### Work required:
Extract every line of the material below and reproduce each one unchanged.

[Items in a dataset]
────────────────────

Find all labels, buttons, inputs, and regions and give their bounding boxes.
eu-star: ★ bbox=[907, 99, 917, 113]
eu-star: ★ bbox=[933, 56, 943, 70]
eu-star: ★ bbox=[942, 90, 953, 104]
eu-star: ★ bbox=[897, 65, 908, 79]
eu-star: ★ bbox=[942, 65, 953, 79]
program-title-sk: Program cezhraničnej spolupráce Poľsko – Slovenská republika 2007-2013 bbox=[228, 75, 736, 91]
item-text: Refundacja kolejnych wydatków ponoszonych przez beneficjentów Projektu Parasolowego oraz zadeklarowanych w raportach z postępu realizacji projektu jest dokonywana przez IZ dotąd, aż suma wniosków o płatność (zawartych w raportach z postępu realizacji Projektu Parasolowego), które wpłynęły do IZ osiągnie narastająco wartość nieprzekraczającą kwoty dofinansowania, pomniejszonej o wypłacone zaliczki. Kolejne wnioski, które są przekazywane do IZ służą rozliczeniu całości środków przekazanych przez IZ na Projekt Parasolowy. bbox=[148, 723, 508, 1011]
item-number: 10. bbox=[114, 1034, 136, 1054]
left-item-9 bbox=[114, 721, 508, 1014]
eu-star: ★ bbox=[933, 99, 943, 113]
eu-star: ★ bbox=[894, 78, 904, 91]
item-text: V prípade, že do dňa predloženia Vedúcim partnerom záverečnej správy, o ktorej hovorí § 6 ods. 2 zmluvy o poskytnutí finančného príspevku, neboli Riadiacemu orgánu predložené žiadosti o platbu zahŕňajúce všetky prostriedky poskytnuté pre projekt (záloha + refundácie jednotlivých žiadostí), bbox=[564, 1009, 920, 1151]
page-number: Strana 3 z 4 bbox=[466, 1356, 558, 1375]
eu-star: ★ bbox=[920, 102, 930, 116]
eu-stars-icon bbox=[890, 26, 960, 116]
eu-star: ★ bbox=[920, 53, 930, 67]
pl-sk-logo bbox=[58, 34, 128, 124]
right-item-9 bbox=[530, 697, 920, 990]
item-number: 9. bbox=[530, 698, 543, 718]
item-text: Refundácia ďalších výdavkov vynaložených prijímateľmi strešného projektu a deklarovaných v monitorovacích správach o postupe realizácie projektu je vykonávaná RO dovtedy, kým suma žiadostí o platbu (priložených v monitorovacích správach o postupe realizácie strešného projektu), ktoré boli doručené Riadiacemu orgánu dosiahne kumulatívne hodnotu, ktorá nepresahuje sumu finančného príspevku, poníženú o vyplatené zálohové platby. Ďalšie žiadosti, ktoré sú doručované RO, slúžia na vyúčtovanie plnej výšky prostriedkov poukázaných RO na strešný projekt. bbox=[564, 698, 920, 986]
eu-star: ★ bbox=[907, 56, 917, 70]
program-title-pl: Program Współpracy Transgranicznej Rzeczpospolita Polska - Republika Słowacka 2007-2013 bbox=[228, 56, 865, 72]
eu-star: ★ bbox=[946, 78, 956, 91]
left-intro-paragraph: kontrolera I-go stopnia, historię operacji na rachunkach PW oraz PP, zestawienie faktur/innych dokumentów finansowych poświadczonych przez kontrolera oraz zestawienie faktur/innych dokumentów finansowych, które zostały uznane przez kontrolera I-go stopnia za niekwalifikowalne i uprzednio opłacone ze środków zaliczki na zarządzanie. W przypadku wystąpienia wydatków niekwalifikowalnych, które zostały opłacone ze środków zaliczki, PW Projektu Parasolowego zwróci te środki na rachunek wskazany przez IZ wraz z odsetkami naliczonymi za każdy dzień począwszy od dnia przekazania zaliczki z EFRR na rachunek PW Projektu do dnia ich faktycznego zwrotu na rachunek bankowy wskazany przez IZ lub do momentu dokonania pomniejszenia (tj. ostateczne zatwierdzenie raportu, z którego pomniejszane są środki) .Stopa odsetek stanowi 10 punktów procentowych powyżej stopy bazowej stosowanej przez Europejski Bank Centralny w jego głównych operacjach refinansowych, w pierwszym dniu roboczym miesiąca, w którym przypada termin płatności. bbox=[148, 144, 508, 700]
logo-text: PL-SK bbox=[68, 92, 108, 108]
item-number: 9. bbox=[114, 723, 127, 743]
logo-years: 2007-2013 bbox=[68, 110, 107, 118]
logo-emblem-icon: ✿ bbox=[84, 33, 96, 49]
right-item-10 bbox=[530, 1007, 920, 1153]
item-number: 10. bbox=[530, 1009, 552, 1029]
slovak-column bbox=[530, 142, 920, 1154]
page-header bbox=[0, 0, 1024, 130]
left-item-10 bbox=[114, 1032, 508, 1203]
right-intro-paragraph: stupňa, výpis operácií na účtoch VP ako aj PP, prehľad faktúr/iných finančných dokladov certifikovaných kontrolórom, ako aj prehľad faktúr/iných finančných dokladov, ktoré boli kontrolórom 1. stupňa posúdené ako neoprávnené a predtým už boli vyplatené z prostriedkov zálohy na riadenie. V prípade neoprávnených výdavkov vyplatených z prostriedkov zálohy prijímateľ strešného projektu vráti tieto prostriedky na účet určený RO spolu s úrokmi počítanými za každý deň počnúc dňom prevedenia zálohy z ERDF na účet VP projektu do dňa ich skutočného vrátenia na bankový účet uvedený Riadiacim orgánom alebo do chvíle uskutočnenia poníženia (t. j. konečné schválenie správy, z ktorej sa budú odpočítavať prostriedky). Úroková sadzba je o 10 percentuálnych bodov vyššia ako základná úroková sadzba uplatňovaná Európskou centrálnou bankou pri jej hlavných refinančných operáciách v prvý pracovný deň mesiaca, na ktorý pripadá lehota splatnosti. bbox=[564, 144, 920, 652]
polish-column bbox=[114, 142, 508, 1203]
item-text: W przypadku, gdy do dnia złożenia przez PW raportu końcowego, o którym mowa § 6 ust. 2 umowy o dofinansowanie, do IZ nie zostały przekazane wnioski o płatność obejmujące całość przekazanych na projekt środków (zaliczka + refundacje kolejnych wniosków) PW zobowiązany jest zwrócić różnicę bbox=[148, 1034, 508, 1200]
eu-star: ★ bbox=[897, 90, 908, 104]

────────────────────

### Solution:
Find all labels, buttons, inputs, and regions and give their bounding boxes.
eu-star: ★ bbox=[907, 99, 917, 113]
eu-star: ★ bbox=[933, 56, 943, 70]
eu-star: ★ bbox=[942, 90, 953, 104]
eu-star: ★ bbox=[897, 65, 908, 79]
eu-star: ★ bbox=[942, 65, 953, 79]
program-title-sk: Program cezhraničnej spolupráce Poľsko – Slovenská republika 2007-2013 bbox=[228, 75, 736, 91]
item-text: Refundacja kolejnych wydatków ponoszonych przez beneficjentów Projektu Parasolowego oraz zadeklarowanych w raportach z postępu realizacji projektu jest dokonywana przez IZ dotąd, aż suma wniosków o płatność (zawartych w raportach z postępu realizacji Projektu Parasolowego), które wpłynęły do IZ osiągnie narastająco wartość nieprzekraczającą kwoty dofinansowania, pomniejszonej o wypłacone zaliczki. Kolejne wnioski, które są przekazywane do IZ służą rozliczeniu całości środków przekazanych przez IZ na Projekt Parasolowy. bbox=[148, 723, 508, 1011]
item-number: 10. bbox=[114, 1034, 136, 1054]
left-item-9 bbox=[114, 721, 508, 1014]
eu-star: ★ bbox=[933, 99, 943, 113]
eu-star: ★ bbox=[894, 78, 904, 91]
item-text: V prípade, že do dňa predloženia Vedúcim partnerom záverečnej správy, o ktorej hovorí § 6 ods. 2 zmluvy o poskytnutí finančného príspevku, neboli Riadiacemu orgánu predložené žiadosti o platbu zahŕňajúce všetky prostriedky poskytnuté pre projekt (záloha + refundácie jednotlivých žiadostí), bbox=[564, 1009, 920, 1151]
page-number: Strana 3 z 4 bbox=[466, 1356, 558, 1375]
eu-star: ★ bbox=[920, 102, 930, 116]
eu-stars-icon bbox=[890, 26, 960, 116]
eu-star: ★ bbox=[920, 53, 930, 67]
pl-sk-logo bbox=[58, 34, 128, 124]
right-item-9 bbox=[530, 697, 920, 990]
item-number: 9. bbox=[530, 698, 543, 718]
item-text: Refundácia ďalších výdavkov vynaložených prijímateľmi strešného projektu a deklarovaných v monitorovacích správach o postupe realizácie projektu je vykonávaná RO dovtedy, kým suma žiadostí o platbu (priložených v monitorovacích správach o postupe realizácie strešného projektu), ktoré boli doručené Riadiacemu orgánu dosiahne kumulatívne hodnotu, ktorá nepresahuje sumu finančného príspevku, poníženú o vyplatené zálohové platby. Ďalšie žiadosti, ktoré sú doručované RO, slúžia na vyúčtovanie plnej výšky prostriedkov poukázaných RO na strešný projekt. bbox=[564, 698, 920, 986]
eu-star: ★ bbox=[907, 56, 917, 70]
program-title-pl: Program Współpracy Transgranicznej Rzeczpospolita Polska - Republika Słowacka 2007-2013 bbox=[228, 56, 865, 72]
eu-star: ★ bbox=[946, 78, 956, 91]
left-intro-paragraph: kontrolera I-go stopnia, historię operacji na rachunkach PW oraz PP, zestawienie faktur/innych dokumentów finansowych poświadczonych przez kontrolera oraz zestawienie faktur/innych dokumentów finansowych, które zostały uznane przez kontrolera I-go stopnia za niekwalifikowalne i uprzednio opłacone ze środków zaliczki na zarządzanie. W przypadku wystąpienia wydatków niekwalifikowalnych, które zostały opłacone ze środków zaliczki, PW Projektu Parasolowego zwróci te środki na rachunek wskazany przez IZ wraz z odsetkami naliczonymi za każdy dzień począwszy od dnia przekazania zaliczki z EFRR na rachunek PW Projektu do dnia ich faktycznego zwrotu na rachunek bankowy wskazany przez IZ lub do momentu dokonania pomniejszenia (tj. ostateczne zatwierdzenie raportu, z którego pomniejszane są środki) .Stopa odsetek stanowi 10 punktów procentowych powyżej stopy bazowej stosowanej przez Europejski Bank Centralny w jego głównych operacjach refinansowych, w pierwszym dniu roboczym miesiąca, w którym przypada termin płatności. bbox=[148, 144, 508, 700]
logo-text: PL-SK bbox=[68, 92, 108, 108]
item-number: 9. bbox=[114, 723, 127, 743]
logo-years: 2007-2013 bbox=[68, 110, 107, 118]
logo-emblem-icon: ✿ bbox=[84, 33, 96, 49]
right-item-10 bbox=[530, 1007, 920, 1153]
item-number: 10. bbox=[530, 1009, 552, 1029]
slovak-column bbox=[530, 142, 920, 1154]
page-header bbox=[0, 0, 1024, 130]
left-item-10 bbox=[114, 1032, 508, 1203]
right-intro-paragraph: stupňa, výpis operácií na účtoch VP ako aj PP, prehľad faktúr/iných finančných dokladov certifikovaných kontrolórom, ako aj prehľad faktúr/iných finančných dokladov, ktoré boli kontrolórom 1. stupňa posúdené ako neoprávnené a predtým už boli vyplatené z prostriedkov zálohy na riadenie. V prípade neoprávnených výdavkov vyplatených z prostriedkov zálohy prijímateľ strešného projektu vráti tieto prostriedky na účet určený RO spolu s úrokmi počítanými za každý deň počnúc dňom prevedenia zálohy z ERDF na účet VP projektu do dňa ich skutočného vrátenia na bankový účet uvedený Riadiacim orgánom alebo do chvíle uskutočnenia poníženia (t. j. konečné schválenie správy, z ktorej sa budú odpočítavať prostriedky). Úroková sadzba je o 10 percentuálnych bodov vyššia ako základná úroková sadzba uplatňovaná Európskou centrálnou bankou pri jej hlavných refinančných operáciách v prvý pracovný deň mesiaca, na ktorý pripadá lehota splatnosti. bbox=[564, 144, 920, 652]
polish-column bbox=[114, 142, 508, 1203]
item-text: W przypadku, gdy do dnia złożenia przez PW raportu końcowego, o którym mowa § 6 ust. 2 umowy o dofinansowanie, do IZ nie zostały przekazane wnioski o płatność obejmujące całość przekazanych na projekt środków (zaliczka + refundacje kolejnych wniosków) PW zobowiązany jest zwrócić różnicę bbox=[148, 1034, 508, 1200]
eu-star: ★ bbox=[897, 90, 908, 104]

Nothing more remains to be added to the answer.